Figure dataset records
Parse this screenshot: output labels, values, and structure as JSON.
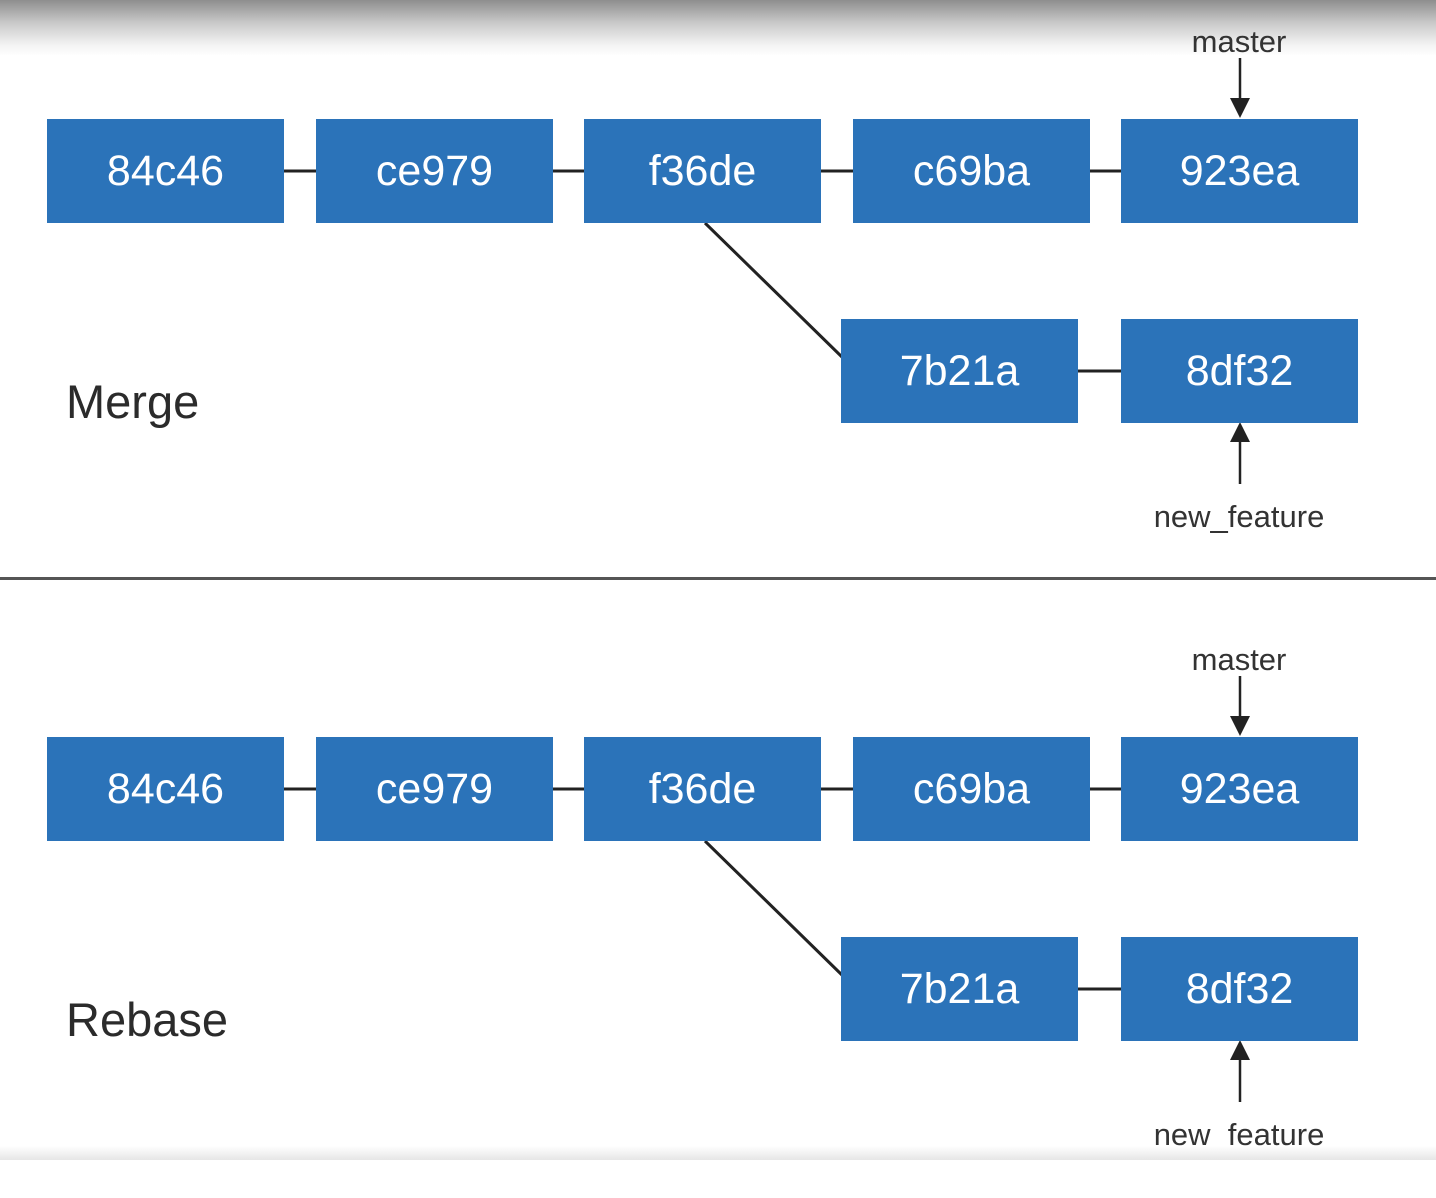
{
  "merge": {
    "title": "Merge",
    "commits": [
      "84c46",
      "ce979",
      "f36de",
      "c69ba",
      "923ea",
      "7b21a",
      "8df32"
    ],
    "master_label": "master",
    "feature_label": "new_feature"
  },
  "rebase": {
    "title": "Rebase",
    "commits": [
      "84c46",
      "ce979",
      "f36de",
      "c69ba",
      "923ea",
      "7b21a",
      "8df32"
    ],
    "master_label": "master",
    "feature_label": "new_feature"
  },
  "colors": {
    "commit_fill": "#2b73b9",
    "commit_text": "#ffffff",
    "line": "#222222"
  }
}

> _Written problem_
Return the material word for word. Pictures are not part of the copy.

> _Written answer_
Parse this screenshot: output labels, values, and structure as JSON.
{
  "merge": {
    "title": "Merge",
    "commits": [
      "84c46",
      "ce979",
      "f36de",
      "c69ba",
      "923ea",
      "7b21a",
      "8df32"
    ],
    "master_label": "master",
    "feature_label": "new_feature"
  },
  "rebase": {
    "title": "Rebase",
    "commits": [
      "84c46",
      "ce979",
      "f36de",
      "c69ba",
      "923ea",
      "7b21a",
      "8df32"
    ],
    "master_label": "master",
    "feature_label": "new_feature"
  },
  "colors": {
    "commit_fill": "#2b73b9",
    "commit_text": "#ffffff",
    "line": "#222222"
  }
}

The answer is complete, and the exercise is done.